#### [Recorded data]
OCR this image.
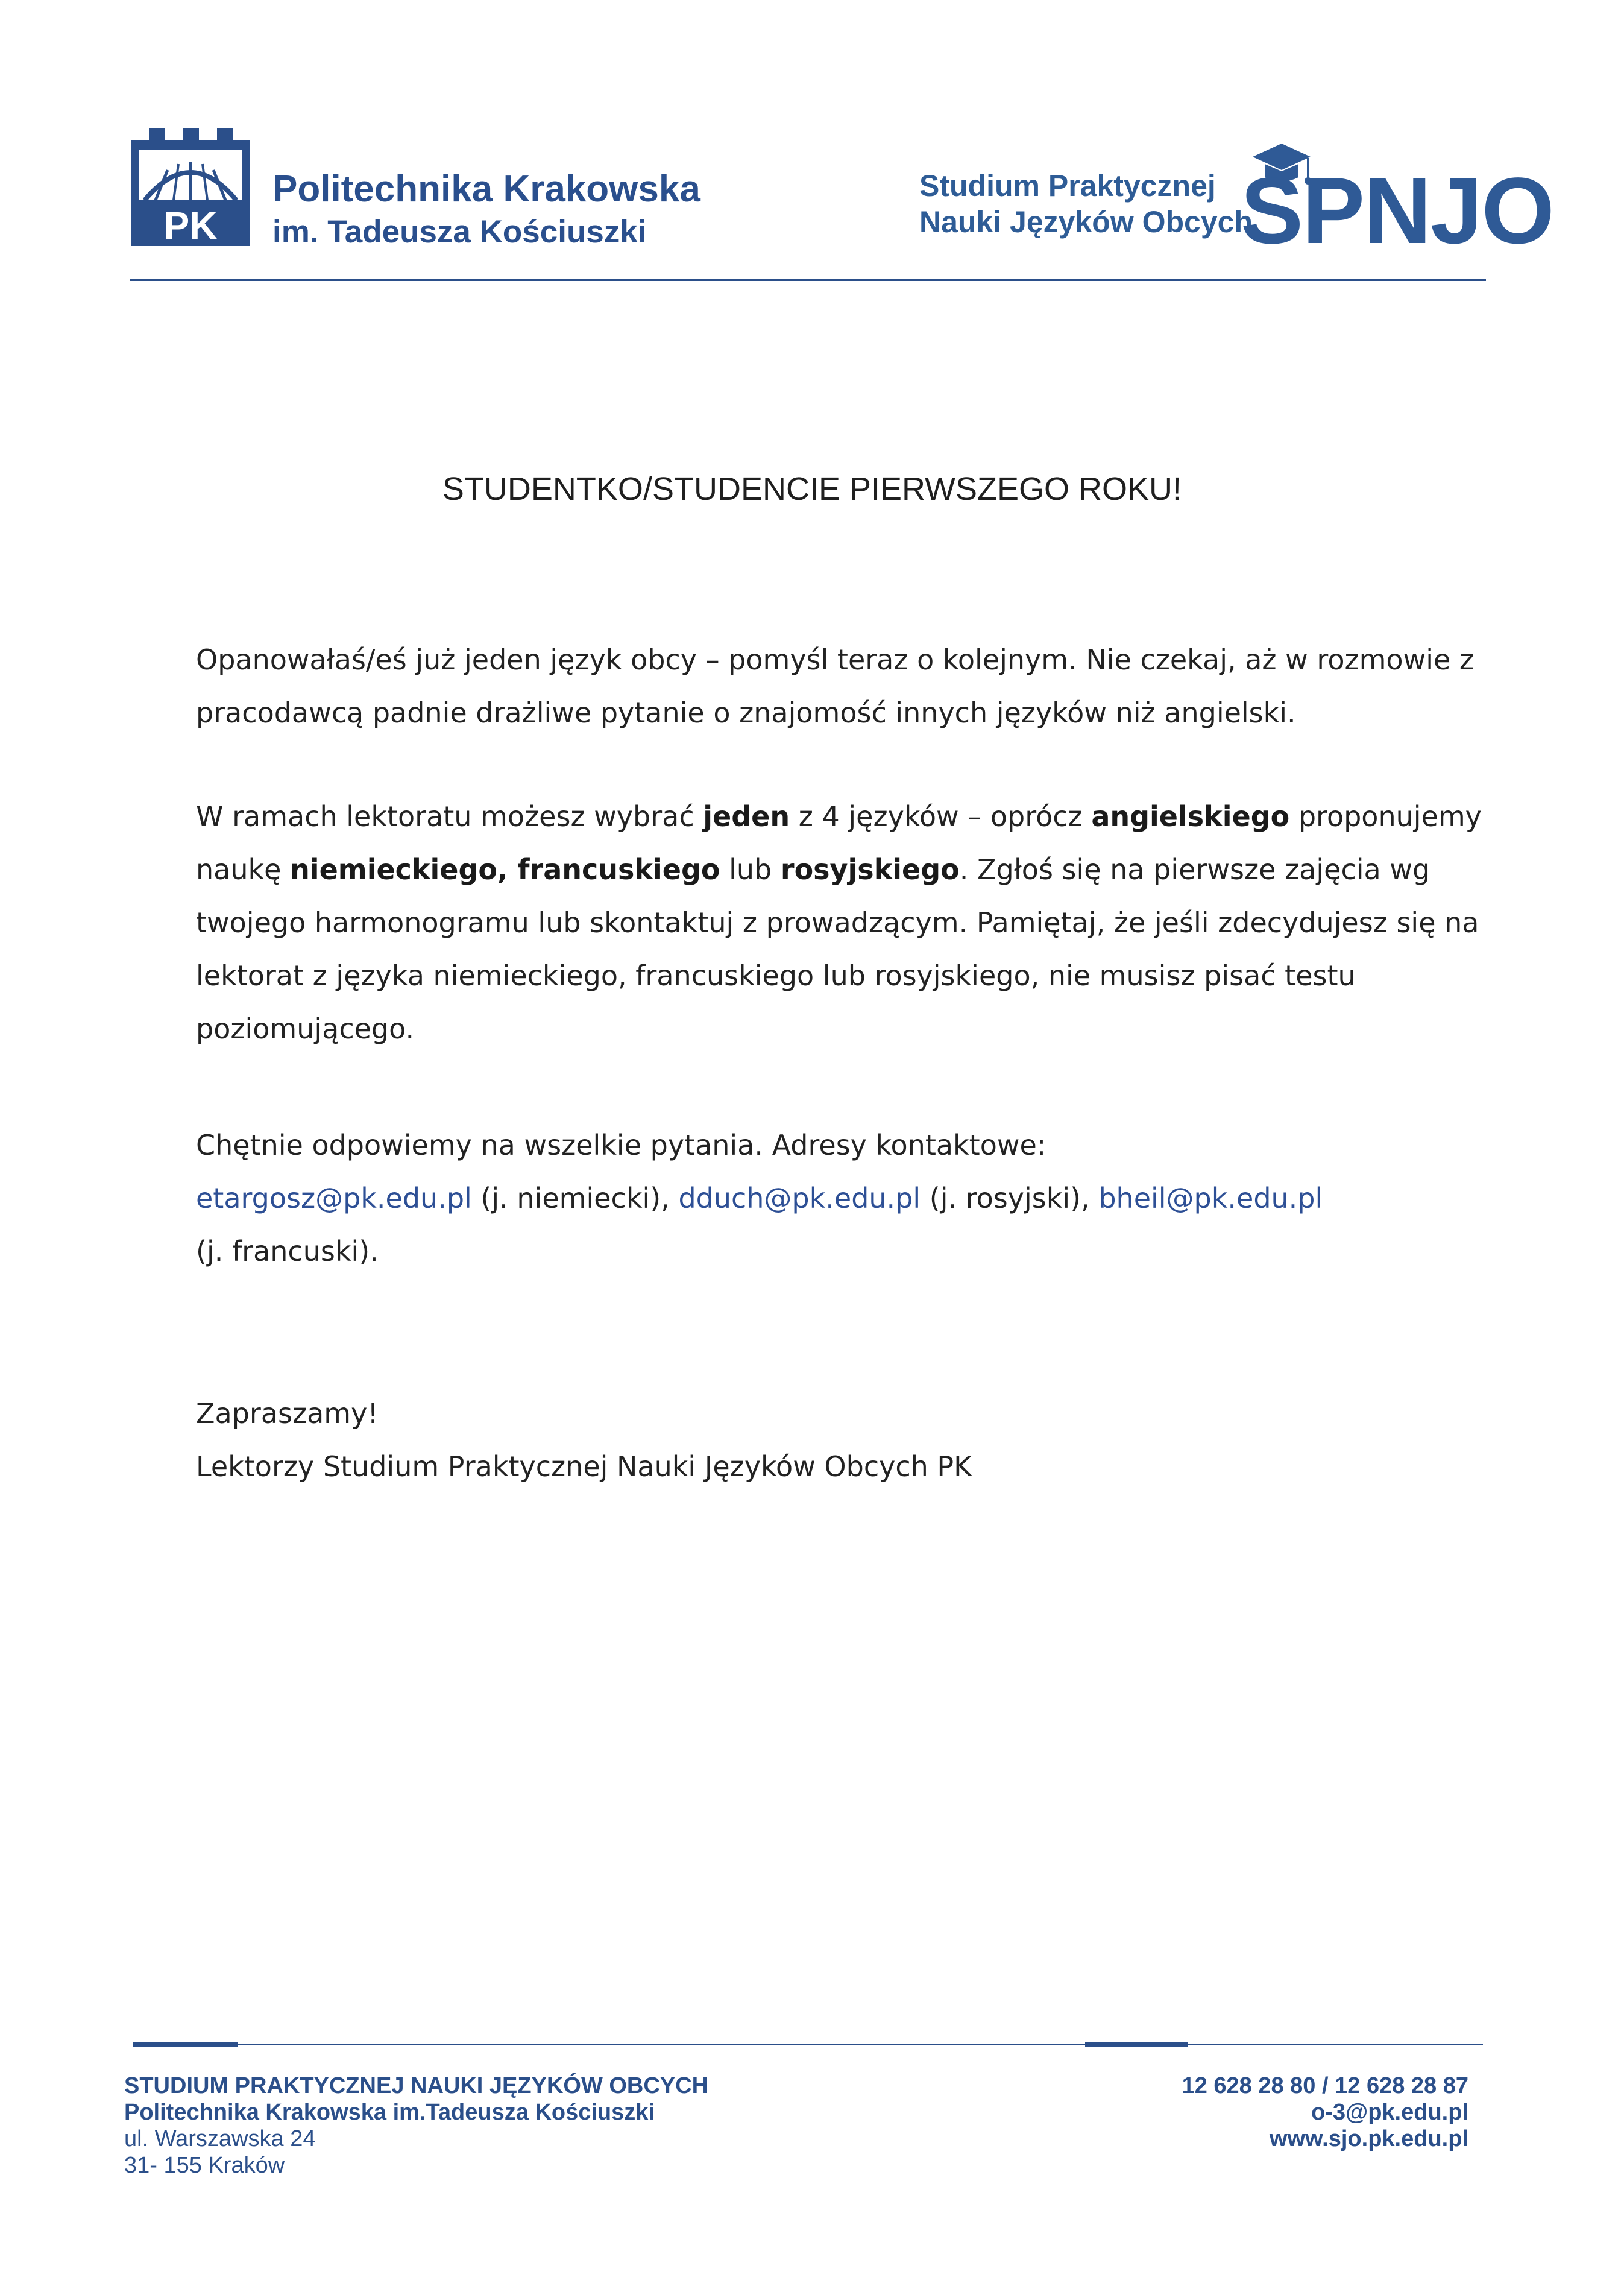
PK
Politechnika Krakowska
im. Tadeusza Kościuszki
Studium Praktycznej
Nauki Języków Obcych
SPNJO
STUDENTKO/STUDENCIE PIERWSZEGO ROKU!
Opanowałaś/eś już jeden język obcy – pomyśl teraz o kolejnym. Nie czekaj, aż w rozmowie z pracodawcą padnie drażliwe pytanie o znajomość innych języków niż angielski.
W ramach lektoratu możesz wybrać jeden z 4 języków – oprócz angielskiego proponujemy naukę niemieckiego, francuskiego lub rosyjskiego. Zgłoś się na pierwsze zajęcia wg twojego harmonogramu lub skontaktuj z prowadzącym. Pamiętaj, że jeśli zdecydujesz się na lektorat z języka niemieckiego, francuskiego lub rosyjskiego, nie musisz pisać testu poziomującego.
Chętnie odpowiemy na wszelkie pytania. Adresy kontaktowe:
etargosz@pk.edu.pl (j. niemiecki), dduch@pk.edu.pl (j. rosyjski), bheil@pk.edu.pl
(j. francuski).
Zapraszamy!
Lektorzy Studium Praktycznej Nauki Języków Obcych PK
STUDIUM PRAKTYCZNEJ NAUKI JĘZYKÓW OBCYCH
Politechnika Krakowska im.Tadeusza Kościuszki
ul. Warszawska 24
31- 155 Kraków
12 628 28 80 / 12 628 28 87
o-3@pk.edu.pl
www.sjo.pk.edu.pl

#### [EXERCISE DIRECTIONS]
All entries must be written out again exactly as given, with no pictures in the copy.

#### [WRITTEN REPLY]
OCR this image.
PK
Politechnika Krakowska
im. Tadeusza Kościuszki
Studium Praktycznej
Nauki Języków Obcych
SPNJO
STUDENTKO/STUDENCIE PIERWSZEGO ROKU!
Opanowałaś/eś już jeden język obcy – pomyśl teraz o kolejnym. Nie czekaj, aż w rozmowie z pracodawcą padnie drażliwe pytanie o znajomość innych języków niż angielski.
W ramach lektoratu możesz wybrać jeden z 4 języków – oprócz angielskiego proponujemy naukę niemieckiego, francuskiego lub rosyjskiego. Zgłoś się na pierwsze zajęcia wg twojego harmonogramu lub skontaktuj z prowadzącym. Pamiętaj, że jeśli zdecydujesz się na lektorat z języka niemieckiego, francuskiego lub rosyjskiego, nie musisz pisać testu poziomującego.
Chętnie odpowiemy na wszelkie pytania. Adresy kontaktowe:
etargosz@pk.edu.pl (j. niemiecki), dduch@pk.edu.pl (j. rosyjski), bheil@pk.edu.pl
(j. francuski).
Zapraszamy!
Lektorzy Studium Praktycznej Nauki Języków Obcych PK
STUDIUM PRAKTYCZNEJ NAUKI JĘZYKÓW OBCYCH
Politechnika Krakowska im.Tadeusza Kościuszki
ul. Warszawska 24
31- 155 Kraków
12 628 28 80 / 12 628 28 87
o-3@pk.edu.pl
www.sjo.pk.edu.pl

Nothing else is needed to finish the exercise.